- OBJECTIVE
Reproduce the data exactly and drop any pictures it holds.

- DATASET EXTRACT

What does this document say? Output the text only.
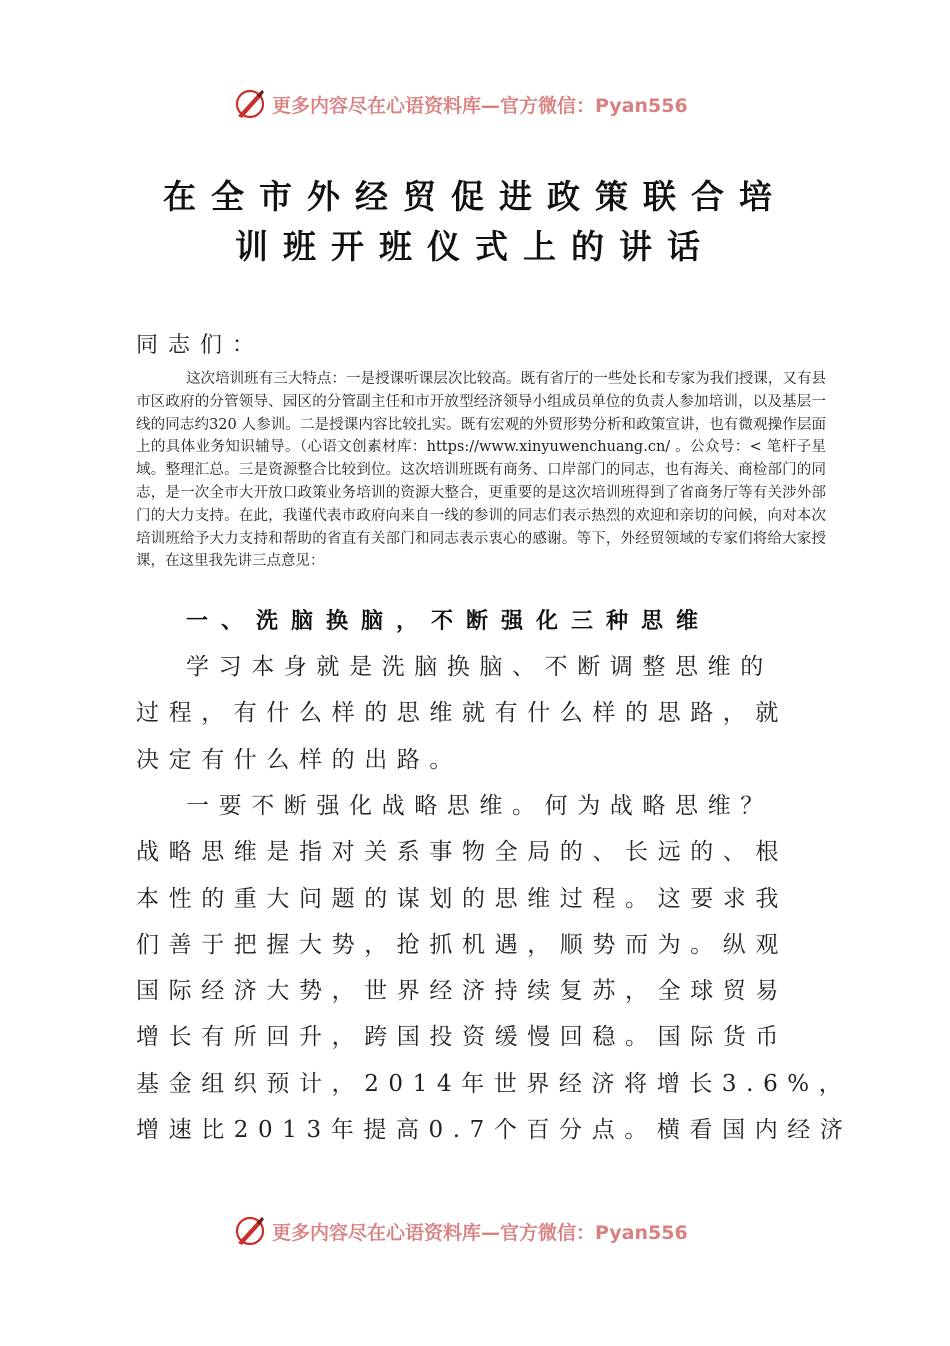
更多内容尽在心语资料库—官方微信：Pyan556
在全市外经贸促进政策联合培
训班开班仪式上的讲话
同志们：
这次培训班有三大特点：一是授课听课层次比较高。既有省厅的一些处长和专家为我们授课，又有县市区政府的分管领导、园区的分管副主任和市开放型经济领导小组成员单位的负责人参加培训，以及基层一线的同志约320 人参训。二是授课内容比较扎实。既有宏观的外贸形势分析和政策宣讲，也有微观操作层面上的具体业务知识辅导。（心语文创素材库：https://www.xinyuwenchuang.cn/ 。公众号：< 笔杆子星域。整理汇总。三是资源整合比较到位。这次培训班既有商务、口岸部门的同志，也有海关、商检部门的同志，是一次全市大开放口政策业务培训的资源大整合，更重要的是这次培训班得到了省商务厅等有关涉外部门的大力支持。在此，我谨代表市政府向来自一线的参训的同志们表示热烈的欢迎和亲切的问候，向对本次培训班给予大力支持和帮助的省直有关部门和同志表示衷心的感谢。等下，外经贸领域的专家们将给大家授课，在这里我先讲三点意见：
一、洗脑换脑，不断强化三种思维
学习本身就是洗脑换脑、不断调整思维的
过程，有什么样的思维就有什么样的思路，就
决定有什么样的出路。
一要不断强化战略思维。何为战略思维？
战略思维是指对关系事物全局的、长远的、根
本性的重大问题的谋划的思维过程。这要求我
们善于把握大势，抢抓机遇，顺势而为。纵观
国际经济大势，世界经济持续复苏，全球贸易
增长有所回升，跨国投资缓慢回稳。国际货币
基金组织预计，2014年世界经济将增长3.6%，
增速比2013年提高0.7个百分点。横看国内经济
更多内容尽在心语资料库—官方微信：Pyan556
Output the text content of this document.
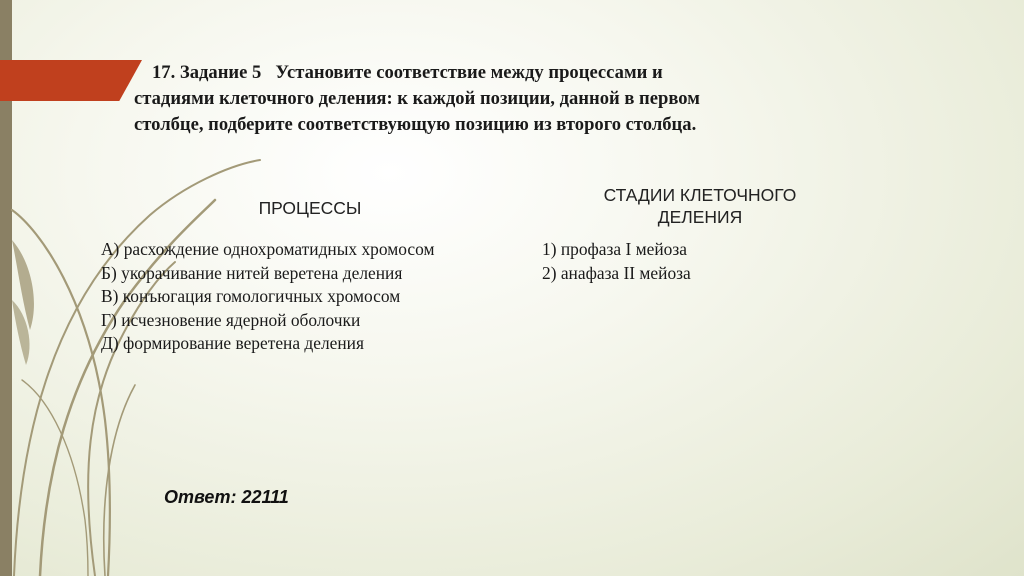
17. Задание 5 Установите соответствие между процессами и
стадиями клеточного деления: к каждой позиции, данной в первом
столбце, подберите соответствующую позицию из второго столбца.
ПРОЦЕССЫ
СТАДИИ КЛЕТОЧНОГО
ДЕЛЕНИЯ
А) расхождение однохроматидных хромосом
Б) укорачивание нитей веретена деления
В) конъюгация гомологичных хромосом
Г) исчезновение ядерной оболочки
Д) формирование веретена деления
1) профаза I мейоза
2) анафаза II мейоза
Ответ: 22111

- TASK SOLUTION
What does this document say? Output the text only.
更多内容尽在心语资料库—官方微信：Pyan556
在全市外经贸促进政策联合培
训班开班仪式上的讲话
同志们：
这次培训班有三大特点：一是授课听课层次比较高。既有省厅的一些处长和专家为我们授课，又有县市区政府的分管领导、园区的分管副主任和市开放型经济领导小组成员单位的负责人参加培训，以及基层一线的同志约320 人参训。二是授课内容比较扎实。既有宏观的外贸形势分析和政策宣讲，也有微观操作层面上的具体业务知识辅导。（心语文创素材库：https://www.xinyuwenchuang.cn/ 。公众号：< 笔杆子星域。整理汇总。三是资源整合比较到位。这次培训班既有商务、口岸部门的同志，也有海关、商检部门的同志，是一次全市大开放口政策业务培训的资源大整合，更重要的是这次培训班得到了省商务厅等有关涉外部门的大力支持。在此，我谨代表市政府向来自一线的参训的同志们表示热烈的欢迎和亲切的问候，向对本次培训班给予大力支持和帮助的省直有关部门和同志表示衷心的感谢。等下，外经贸领域的专家们将给大家授课，在这里我先讲三点意见：
一、洗脑换脑，不断强化三种思维
学习本身就是洗脑换脑、不断调整思维的
过程，有什么样的思维就有什么样的思路，就
决定有什么样的出路。
一要不断强化战略思维。何为战略思维？
战略思维是指对关系事物全局的、长远的、根
本性的重大问题的谋划的思维过程。这要求我
们善于把握大势，抢抓机遇，顺势而为。纵观
国际经济大势，世界经济持续复苏，全球贸易
增长有所回升，跨国投资缓慢回稳。国际货币
基金组织预计，2014年世界经济将增长3.6%，
增速比2013年提高0.7个百分点。横看国内经济
更多内容尽在心语资料库—官方微信：Pyan556
Output the text content of this document.
17. Задание 5 Установите соответствие между процессами и
стадиями клеточного деления: к каждой позиции, данной в первом
столбце, подберите соответствующую позицию из второго столбца.
ПРОЦЕССЫ
СТАДИИ КЛЕТОЧНОГО
ДЕЛЕНИЯ
А) расхождение однохроматидных хромосом
Б) укорачивание нитей веретена деления
В) конъюгация гомологичных хромосом
Г) исчезновение ядерной оболочки
Д) формирование веретена деления
1) профаза I мейоза
2) анафаза II мейоза
Ответ: 22111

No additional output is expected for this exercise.